# start of Data excerpts

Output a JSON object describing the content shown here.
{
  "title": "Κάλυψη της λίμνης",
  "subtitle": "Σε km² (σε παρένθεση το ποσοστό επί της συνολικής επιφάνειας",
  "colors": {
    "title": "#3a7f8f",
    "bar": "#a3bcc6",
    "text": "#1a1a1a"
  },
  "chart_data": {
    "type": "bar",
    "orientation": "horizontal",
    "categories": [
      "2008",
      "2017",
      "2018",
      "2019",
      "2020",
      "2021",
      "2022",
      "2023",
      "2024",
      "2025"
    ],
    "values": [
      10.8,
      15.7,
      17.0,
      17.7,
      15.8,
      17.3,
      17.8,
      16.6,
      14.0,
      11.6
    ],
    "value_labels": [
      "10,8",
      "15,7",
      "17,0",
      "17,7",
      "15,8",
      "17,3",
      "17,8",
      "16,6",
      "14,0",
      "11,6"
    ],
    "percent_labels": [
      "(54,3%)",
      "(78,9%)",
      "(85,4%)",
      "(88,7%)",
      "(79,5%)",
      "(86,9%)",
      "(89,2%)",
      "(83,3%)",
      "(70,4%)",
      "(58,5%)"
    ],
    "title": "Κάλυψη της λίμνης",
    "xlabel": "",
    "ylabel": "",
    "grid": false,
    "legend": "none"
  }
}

# end of Data excerpts

Directions: Restate the data above exactly, keeping each word as it stands.

Expected output:
Output a JSON object describing the content shown here.
{
  "title": "Κάλυψη της λίμνης",
  "subtitle": "Σε km² (σε παρένθεση το ποσοστό επί της συνολικής επιφάνειας",
  "colors": {
    "title": "#3a7f8f",
    "bar": "#a3bcc6",
    "text": "#1a1a1a"
  },
  "chart_data": {
    "type": "bar",
    "orientation": "horizontal",
    "categories": [
      "2008",
      "2017",
      "2018",
      "2019",
      "2020",
      "2021",
      "2022",
      "2023",
      "2024",
      "2025"
    ],
    "values": [
      10.8,
      15.7,
      17.0,
      17.7,
      15.8,
      17.3,
      17.8,
      16.6,
      14.0,
      11.6
    ],
    "value_labels": [
      "10,8",
      "15,7",
      "17,0",
      "17,7",
      "15,8",
      "17,3",
      "17,8",
      "16,6",
      "14,0",
      "11,6"
    ],
    "percent_labels": [
      "(54,3%)",
      "(78,9%)",
      "(85,4%)",
      "(88,7%)",
      "(79,5%)",
      "(86,9%)",
      "(89,2%)",
      "(83,3%)",
      "(70,4%)",
      "(58,5%)"
    ],
    "title": "Κάλυψη της λίμνης",
    "xlabel": "",
    "ylabel": "",
    "grid": false,
    "legend": "none"
  }
}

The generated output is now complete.